— START ENTRIES SUPPLIED —
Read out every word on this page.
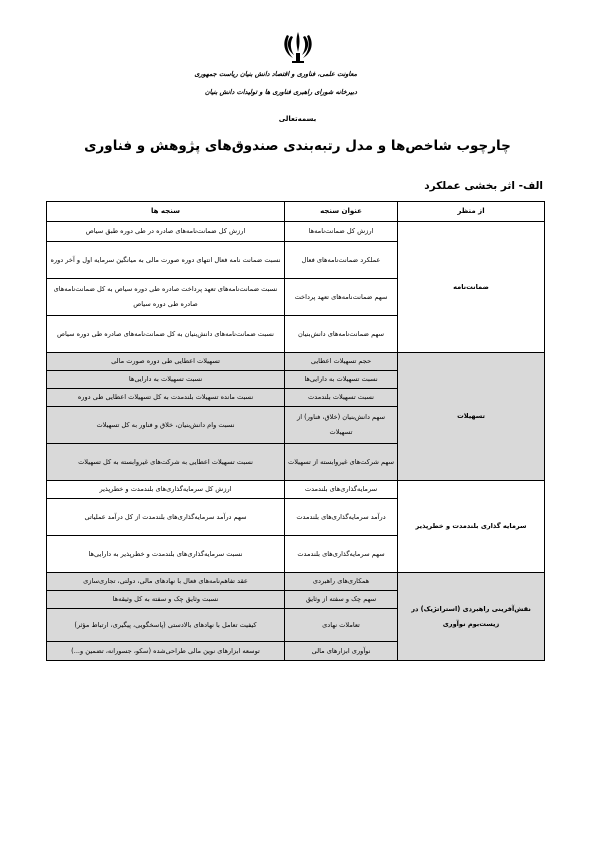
معاونت علمی، فناوری و اقتصاد دانش بنیان ریاست جمهوری
دبیرخانه شورای راهبری فناوری ها و تولیدات دانش بنیان
بسمه‌تعالی
چارچوب شاخص‌ها و مدل رتبه‌بندی صندوق‌های پژوهش و فناوری
الف- اثر بخشی عملکرد
از منظر	عنوان سنجه	سنجه ها
ضمانت‌نامه	ارزش کل ضمانت‌نامه‌ها	ارزش کل ضمانت‌نامه‌های صادره در طی دوره طبق سیاص
	عملکرد ضمانت‌نامه‌های فعال	نسبت ضمانت نامه فعال انتهای دوره صورت مالی به میانگین سرمایه اول و آخر دوره
	سهم ضمانت‌نامه‌های تعهد پرداخت	نسبت ضمانت‌نامه‌های تعهد پرداخت صادره طی دوره سیاص به کل ضمانت‌نامه‌های صادره طی دوره سیاص
	سهم ضمانت‌نامه‌های دانش‌بنیان	نسبت ضمانت‌نامه‌های دانش‌بنیان به کل ضمانت‌نامه‌های صادره طی دوره سیاص
تسهیلات	حجم تسهیلات اعطایی	تسهیلات اعطایی طی دوره صورت مالی
	نسبت تسهیلات به دارایی‌ها	نسبت تسهیلات به دارایی‌ها
	نسبت تسهیلات بلندمدت	نسبت مانده تسهیلات بلندمدت به کل تسهیلات اعطایی طی دوره
	سهم دانش‌بنیان (خلاق، فناور) از تسهیلات	نسبت وام دانش‌بنیان، خلاق و فناور به کل تسهیلات
	سهم شرکت‌های غیروابسته از تسهیلات	نسبت تسهیلات اعطایی به شرکت‌های غیروابسته به کل تسهیلات
سرمایه گذاری بلندمدت و خطرپذیر	سرمایه‌گذاری‌های بلندمدت	ارزش کل سرمایه‌گذاری‌های بلندمدت و خطرپذیر
	درآمد سرمایه‌گذاری‌های بلندمدت	سهم درآمد سرمایه‌گذاری‌های بلندمدت از کل درآمد عملیاتی
	سهم سرمایه‌گذاری‌های بلندمدت	نسبت سرمایه‌گذاری‌های بلندمدت و خطرپذیر به دارایی‌ها
نقش‌آفرینی راهبردی (استراتژیک) در زیست‌بوم نوآوری	همکاری‌های راهبردی	عقد تفاهم‌نامه‌های فعال با نهادهای مالی، دولتی، تجاری‌سازی
	سهم چک و سفته از وثایق	نسبت وثایق چک و سفته به کل وثیقه‌ها
	تعاملات نهادی	کیفیت تعامل با نهادهای بالادستی (پاسخگویی، پیگیری، ارتباط مؤثر)
	نوآوری ابزارهای مالی	توسعه ابزارهای نوین مالی طراحی‌شده (سکو، جسورانه، تضمین و...)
— END ENTRIES SUPPLIED —
→ WHAT THIS TASK INVOLVES: Repeat all of the entries word for word, but omit the pictures.

→ ANSWER TO THE TASK:
Read out every word on this page.
معاونت علمی، فناوری و اقتصاد دانش بنیان ریاست جمهوری
دبیرخانه شورای راهبری فناوری ها و تولیدات دانش بنیان
بسمه‌تعالی
چارچوب شاخص‌ها و مدل رتبه‌بندی صندوق‌های پژوهش و فناوری
الف- اثر بخشی عملکرد
از منظر	عنوان سنجه	سنجه ها
ضمانت‌نامه	ارزش کل ضمانت‌نامه‌ها	ارزش کل ضمانت‌نامه‌های صادره در طی دوره طبق سیاص
	عملکرد ضمانت‌نامه‌های فعال	نسبت ضمانت نامه فعال انتهای دوره صورت مالی به میانگین سرمایه اول و آخر دوره
	سهم ضمانت‌نامه‌های تعهد پرداخت	نسبت ضمانت‌نامه‌های تعهد پرداخت صادره طی دوره سیاص به کل ضمانت‌نامه‌های صادره طی دوره سیاص
	سهم ضمانت‌نامه‌های دانش‌بنیان	نسبت ضمانت‌نامه‌های دانش‌بنیان به کل ضمانت‌نامه‌های صادره طی دوره سیاص
تسهیلات	حجم تسهیلات اعطایی	تسهیلات اعطایی طی دوره صورت مالی
	نسبت تسهیلات به دارایی‌ها	نسبت تسهیلات به دارایی‌ها
	نسبت تسهیلات بلندمدت	نسبت مانده تسهیلات بلندمدت به کل تسهیلات اعطایی طی دوره
	سهم دانش‌بنیان (خلاق، فناور) از تسهیلات	نسبت وام دانش‌بنیان، خلاق و فناور به کل تسهیلات
	سهم شرکت‌های غیروابسته از تسهیلات	نسبت تسهیلات اعطایی به شرکت‌های غیروابسته به کل تسهیلات
سرمایه گذاری بلندمدت و خطرپذیر	سرمایه‌گذاری‌های بلندمدت	ارزش کل سرمایه‌گذاری‌های بلندمدت و خطرپذیر
	درآمد سرمایه‌گذاری‌های بلندمدت	سهم درآمد سرمایه‌گذاری‌های بلندمدت از کل درآمد عملیاتی
	سهم سرمایه‌گذاری‌های بلندمدت	نسبت سرمایه‌گذاری‌های بلندمدت و خطرپذیر به دارایی‌ها
نقش‌آفرینی راهبردی (استراتژیک) در زیست‌بوم نوآوری	همکاری‌های راهبردی	عقد تفاهم‌نامه‌های فعال با نهادهای مالی، دولتی، تجاری‌سازی
	سهم چک و سفته از وثایق	نسبت وثایق چک و سفته به کل وثیقه‌ها
	تعاملات نهادی	کیفیت تعامل با نهادهای بالادستی (پاسخگویی، پیگیری، ارتباط مؤثر)
	نوآوری ابزارهای مالی	توسعه ابزارهای نوین مالی طراحی‌شده (سکو، جسورانه، تضمین و...)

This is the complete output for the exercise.